*** The data ***

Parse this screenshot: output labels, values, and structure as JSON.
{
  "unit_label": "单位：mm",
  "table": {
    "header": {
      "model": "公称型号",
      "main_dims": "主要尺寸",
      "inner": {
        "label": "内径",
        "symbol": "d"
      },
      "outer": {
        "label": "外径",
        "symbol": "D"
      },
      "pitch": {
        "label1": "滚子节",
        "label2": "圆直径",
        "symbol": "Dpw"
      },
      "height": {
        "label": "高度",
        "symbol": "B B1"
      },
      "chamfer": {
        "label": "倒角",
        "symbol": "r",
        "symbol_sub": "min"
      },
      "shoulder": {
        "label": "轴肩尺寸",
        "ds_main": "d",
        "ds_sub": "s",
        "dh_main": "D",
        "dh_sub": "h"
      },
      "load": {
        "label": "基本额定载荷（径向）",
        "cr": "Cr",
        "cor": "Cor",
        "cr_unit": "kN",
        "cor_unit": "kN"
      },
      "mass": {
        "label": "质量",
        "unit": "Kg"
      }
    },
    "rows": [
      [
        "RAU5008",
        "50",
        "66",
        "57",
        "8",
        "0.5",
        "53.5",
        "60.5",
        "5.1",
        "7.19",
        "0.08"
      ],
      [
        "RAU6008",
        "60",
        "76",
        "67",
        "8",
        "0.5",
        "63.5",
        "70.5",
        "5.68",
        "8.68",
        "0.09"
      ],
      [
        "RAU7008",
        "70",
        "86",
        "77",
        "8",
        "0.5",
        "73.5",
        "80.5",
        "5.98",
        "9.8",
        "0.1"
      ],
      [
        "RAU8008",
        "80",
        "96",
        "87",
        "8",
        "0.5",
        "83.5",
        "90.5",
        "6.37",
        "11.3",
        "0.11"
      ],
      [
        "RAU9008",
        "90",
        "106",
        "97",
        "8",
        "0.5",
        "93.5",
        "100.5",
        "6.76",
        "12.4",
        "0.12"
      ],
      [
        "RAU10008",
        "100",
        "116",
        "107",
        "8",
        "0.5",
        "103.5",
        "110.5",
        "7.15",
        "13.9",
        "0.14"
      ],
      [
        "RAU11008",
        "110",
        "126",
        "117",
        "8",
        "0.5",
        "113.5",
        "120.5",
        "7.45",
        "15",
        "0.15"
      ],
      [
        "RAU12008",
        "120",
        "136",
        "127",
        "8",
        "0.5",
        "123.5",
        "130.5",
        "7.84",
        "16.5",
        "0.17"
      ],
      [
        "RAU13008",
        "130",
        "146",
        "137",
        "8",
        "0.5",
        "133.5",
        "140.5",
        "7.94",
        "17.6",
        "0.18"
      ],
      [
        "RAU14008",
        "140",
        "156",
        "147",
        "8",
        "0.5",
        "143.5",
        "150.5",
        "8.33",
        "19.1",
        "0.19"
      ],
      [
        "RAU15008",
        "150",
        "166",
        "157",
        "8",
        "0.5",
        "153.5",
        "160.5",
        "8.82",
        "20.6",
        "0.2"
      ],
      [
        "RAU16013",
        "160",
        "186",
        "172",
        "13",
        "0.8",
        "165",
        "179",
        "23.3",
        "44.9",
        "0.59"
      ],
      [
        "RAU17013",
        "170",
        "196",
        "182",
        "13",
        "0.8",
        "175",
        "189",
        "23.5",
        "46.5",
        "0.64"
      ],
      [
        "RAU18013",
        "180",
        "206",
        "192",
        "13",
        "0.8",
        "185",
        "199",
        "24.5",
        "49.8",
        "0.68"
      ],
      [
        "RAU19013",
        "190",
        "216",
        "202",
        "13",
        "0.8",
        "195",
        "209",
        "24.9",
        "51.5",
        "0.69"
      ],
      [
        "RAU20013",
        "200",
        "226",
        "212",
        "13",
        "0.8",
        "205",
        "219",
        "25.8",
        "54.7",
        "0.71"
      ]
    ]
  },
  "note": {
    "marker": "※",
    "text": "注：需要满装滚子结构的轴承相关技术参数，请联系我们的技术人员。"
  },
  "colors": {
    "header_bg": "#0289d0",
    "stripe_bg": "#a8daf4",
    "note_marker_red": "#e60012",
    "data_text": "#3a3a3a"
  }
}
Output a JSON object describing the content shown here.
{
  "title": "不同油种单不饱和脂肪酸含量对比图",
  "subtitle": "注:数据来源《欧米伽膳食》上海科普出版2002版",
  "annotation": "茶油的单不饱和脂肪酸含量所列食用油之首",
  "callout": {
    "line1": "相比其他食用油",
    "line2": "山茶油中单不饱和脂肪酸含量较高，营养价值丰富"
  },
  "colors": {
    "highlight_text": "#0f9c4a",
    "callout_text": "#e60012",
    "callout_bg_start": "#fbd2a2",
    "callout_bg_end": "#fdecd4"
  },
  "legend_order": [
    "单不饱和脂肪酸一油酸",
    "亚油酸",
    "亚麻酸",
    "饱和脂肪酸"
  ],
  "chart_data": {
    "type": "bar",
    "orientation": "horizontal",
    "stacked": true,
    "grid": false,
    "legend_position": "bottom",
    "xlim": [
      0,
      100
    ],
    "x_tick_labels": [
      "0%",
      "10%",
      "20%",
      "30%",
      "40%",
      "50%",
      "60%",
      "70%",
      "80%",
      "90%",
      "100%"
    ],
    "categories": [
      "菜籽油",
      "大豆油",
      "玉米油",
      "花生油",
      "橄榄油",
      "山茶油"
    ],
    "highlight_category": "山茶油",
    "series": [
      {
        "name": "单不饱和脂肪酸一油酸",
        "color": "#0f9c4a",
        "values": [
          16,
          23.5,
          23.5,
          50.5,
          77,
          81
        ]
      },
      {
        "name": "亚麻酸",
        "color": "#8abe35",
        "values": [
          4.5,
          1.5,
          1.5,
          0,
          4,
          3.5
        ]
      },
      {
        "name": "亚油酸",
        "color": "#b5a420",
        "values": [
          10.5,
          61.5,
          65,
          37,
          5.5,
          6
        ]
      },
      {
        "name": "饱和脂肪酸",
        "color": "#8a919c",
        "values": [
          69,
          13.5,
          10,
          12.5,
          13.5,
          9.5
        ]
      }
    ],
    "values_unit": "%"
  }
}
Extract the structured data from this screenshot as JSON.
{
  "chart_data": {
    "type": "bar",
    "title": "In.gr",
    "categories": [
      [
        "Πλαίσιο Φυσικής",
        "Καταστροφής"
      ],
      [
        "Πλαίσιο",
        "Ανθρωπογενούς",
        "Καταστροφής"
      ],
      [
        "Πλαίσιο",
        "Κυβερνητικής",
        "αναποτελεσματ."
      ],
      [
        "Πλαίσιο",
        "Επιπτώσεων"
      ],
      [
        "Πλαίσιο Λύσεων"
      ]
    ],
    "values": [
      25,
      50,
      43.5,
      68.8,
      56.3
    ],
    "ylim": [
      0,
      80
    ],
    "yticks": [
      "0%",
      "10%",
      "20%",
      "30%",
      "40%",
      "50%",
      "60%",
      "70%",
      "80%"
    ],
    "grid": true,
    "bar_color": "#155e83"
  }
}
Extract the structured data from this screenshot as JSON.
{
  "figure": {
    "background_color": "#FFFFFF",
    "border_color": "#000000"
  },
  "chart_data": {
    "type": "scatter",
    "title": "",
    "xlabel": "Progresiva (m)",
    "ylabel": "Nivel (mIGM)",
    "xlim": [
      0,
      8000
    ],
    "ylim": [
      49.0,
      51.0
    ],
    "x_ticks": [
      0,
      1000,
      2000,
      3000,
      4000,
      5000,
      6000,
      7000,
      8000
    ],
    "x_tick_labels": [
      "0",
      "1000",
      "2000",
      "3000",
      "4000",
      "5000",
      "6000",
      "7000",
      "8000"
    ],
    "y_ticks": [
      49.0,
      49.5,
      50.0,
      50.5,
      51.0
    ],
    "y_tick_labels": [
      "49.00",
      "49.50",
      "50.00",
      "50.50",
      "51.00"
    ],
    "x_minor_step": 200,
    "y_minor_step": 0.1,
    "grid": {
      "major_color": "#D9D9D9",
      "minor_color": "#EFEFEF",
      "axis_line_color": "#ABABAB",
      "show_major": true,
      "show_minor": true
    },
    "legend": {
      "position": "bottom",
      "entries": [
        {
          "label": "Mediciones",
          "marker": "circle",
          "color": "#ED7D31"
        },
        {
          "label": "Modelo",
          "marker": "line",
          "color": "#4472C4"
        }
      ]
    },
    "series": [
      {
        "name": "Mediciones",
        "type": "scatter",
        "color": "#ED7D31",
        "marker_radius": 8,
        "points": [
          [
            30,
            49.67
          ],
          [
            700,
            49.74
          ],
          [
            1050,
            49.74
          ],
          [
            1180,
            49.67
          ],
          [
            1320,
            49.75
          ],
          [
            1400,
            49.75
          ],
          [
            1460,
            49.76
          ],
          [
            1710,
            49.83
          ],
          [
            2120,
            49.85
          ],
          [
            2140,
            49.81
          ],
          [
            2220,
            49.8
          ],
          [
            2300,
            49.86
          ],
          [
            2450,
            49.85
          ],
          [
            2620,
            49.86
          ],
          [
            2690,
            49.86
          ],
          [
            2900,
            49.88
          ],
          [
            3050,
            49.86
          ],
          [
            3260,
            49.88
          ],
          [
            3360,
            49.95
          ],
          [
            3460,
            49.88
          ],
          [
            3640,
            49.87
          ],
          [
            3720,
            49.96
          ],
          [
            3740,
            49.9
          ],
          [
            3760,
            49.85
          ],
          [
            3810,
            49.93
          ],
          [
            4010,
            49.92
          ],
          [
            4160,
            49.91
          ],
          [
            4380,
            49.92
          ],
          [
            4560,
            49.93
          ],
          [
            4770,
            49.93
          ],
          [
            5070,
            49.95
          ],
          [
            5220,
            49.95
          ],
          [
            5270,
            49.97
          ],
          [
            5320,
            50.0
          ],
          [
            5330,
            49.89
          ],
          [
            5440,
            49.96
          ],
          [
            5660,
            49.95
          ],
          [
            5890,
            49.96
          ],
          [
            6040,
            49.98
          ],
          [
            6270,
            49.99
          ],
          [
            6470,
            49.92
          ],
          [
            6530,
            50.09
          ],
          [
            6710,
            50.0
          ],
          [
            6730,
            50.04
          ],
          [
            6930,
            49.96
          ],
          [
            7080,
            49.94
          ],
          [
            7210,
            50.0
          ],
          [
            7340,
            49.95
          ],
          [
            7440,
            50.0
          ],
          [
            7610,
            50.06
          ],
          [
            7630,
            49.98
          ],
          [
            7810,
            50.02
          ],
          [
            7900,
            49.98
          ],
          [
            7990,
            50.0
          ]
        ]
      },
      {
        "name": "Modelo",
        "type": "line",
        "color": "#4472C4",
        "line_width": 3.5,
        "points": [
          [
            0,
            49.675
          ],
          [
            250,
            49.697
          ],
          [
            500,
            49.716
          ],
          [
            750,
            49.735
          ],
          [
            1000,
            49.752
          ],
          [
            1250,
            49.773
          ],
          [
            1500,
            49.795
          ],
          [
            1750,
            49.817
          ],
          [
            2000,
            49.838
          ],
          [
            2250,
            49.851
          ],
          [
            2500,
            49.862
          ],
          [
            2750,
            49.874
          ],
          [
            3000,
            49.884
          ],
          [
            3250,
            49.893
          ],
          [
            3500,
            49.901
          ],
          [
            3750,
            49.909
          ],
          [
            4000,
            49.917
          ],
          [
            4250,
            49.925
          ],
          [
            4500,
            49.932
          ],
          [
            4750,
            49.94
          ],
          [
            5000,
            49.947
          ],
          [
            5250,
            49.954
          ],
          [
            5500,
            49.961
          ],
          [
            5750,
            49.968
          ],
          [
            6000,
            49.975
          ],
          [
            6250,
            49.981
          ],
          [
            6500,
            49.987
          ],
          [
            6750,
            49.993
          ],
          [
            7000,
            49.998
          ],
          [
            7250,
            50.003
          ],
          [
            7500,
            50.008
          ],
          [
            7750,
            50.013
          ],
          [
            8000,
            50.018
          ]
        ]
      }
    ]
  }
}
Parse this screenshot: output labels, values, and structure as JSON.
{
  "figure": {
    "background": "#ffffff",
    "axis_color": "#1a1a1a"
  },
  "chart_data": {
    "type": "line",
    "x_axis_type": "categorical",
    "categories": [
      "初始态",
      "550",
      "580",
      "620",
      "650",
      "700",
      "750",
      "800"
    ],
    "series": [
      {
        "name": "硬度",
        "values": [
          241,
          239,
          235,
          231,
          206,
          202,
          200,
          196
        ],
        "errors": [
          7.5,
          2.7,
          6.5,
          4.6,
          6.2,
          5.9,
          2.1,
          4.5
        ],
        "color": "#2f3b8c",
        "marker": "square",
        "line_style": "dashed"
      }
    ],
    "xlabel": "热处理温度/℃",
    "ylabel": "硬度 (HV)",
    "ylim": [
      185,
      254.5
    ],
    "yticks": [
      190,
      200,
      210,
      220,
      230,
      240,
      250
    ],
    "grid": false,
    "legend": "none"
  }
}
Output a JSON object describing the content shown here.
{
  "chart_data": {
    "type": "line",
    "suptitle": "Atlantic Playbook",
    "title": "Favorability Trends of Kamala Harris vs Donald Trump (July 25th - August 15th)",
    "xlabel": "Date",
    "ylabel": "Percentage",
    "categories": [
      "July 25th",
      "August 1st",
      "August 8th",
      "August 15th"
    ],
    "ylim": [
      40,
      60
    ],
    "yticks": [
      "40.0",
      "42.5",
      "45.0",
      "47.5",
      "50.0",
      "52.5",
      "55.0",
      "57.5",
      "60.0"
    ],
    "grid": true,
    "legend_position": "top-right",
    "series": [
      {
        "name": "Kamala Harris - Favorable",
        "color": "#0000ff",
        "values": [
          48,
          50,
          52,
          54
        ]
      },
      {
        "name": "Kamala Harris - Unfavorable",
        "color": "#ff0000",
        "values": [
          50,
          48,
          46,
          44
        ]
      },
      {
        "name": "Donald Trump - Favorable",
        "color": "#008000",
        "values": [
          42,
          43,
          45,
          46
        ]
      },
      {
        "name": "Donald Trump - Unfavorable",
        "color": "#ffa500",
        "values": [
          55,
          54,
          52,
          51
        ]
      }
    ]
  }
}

***

- [Problem details]: Copy out every line of the material above that mentions the word "bottom".

- [The completed task]:
    "legend_position": "bottom",
      "position": "bottom",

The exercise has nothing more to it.